Supplied passage:
Have you ever thought about visiting Malta by bus? This tiny Mediterranean island packs plenty of sights: Baroque and Medieval towns, stunning landscapes and prehistoric sights. Don’t believe those who say you need a car to get around – here we’ll show you how to navigate Malta public transport!
Getting to Malta
Let’s start from the beginning. There are two ways to get to Malta – by plane or ferry.
Malta Airport (MLA) offers great connections to other destinations in Europe and other Mediterranean countries. Several low cost airlines including EasyJet, Ryanair, Volotea and Vueling fly to Malta, and during the summer season there are extra flights added to many destinations.
Otherwise, you can also travel by ferry between Malta and Catania or Pozzallo (Sicily) – that’s how I reached Malta on my first trip in 1999!

Material:
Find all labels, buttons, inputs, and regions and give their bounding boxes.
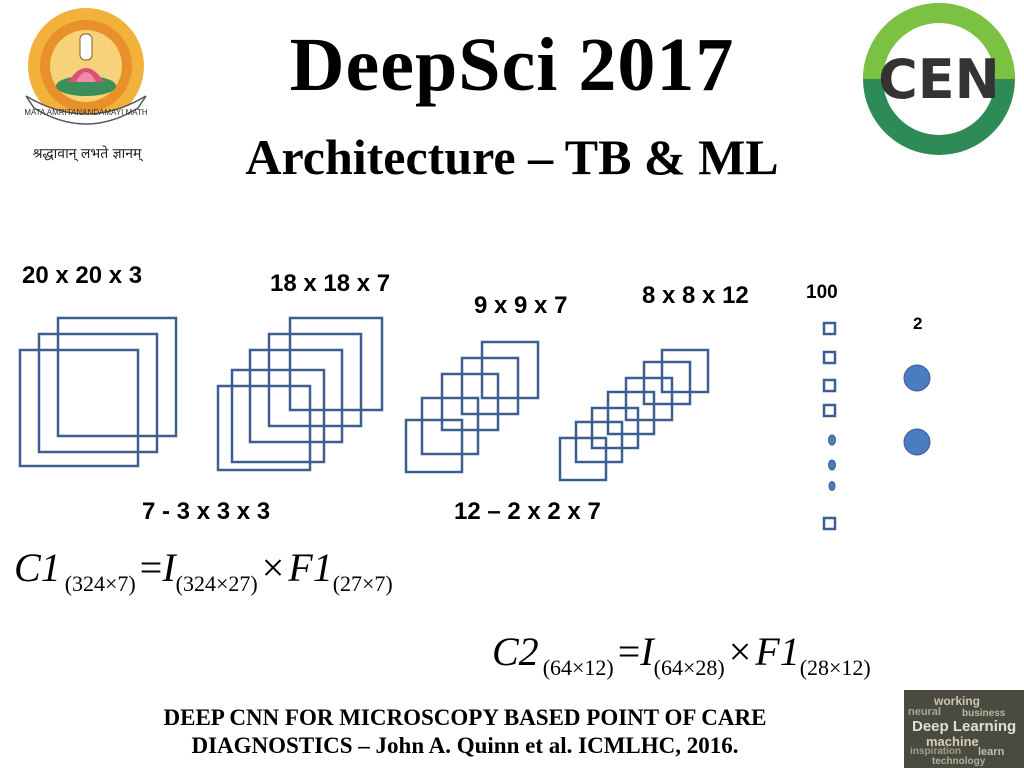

Goals:
**a)** In the text on getting around Malta, between which Sicilian ports and Malta can you travel by ferry?
**b)** Copy word for word the part of the text on getting around Malta that starts with "Getting to Malta" and goes on through "trip in 1999!".

Task-by-task outputs:
**a)** Catania and Pozzallo.

**b)**
Getting to Malta
Let’s start from the beginning. There are two ways to get to Malta – by plane or ferry.
Malta Airport (MLA) offers great connections to other destinations in Europe and other Mediterranean countries. Several low cost airlines including EasyJet, Ryanair, Volotea and Vueling fly to Malta, and during the summer season there are extra flights added to many destinations.
Otherwise, you can also travel by ferry between Malta and Catania or Pozzallo (Sicily) – that’s how I reached Malta on my first trip in 1999!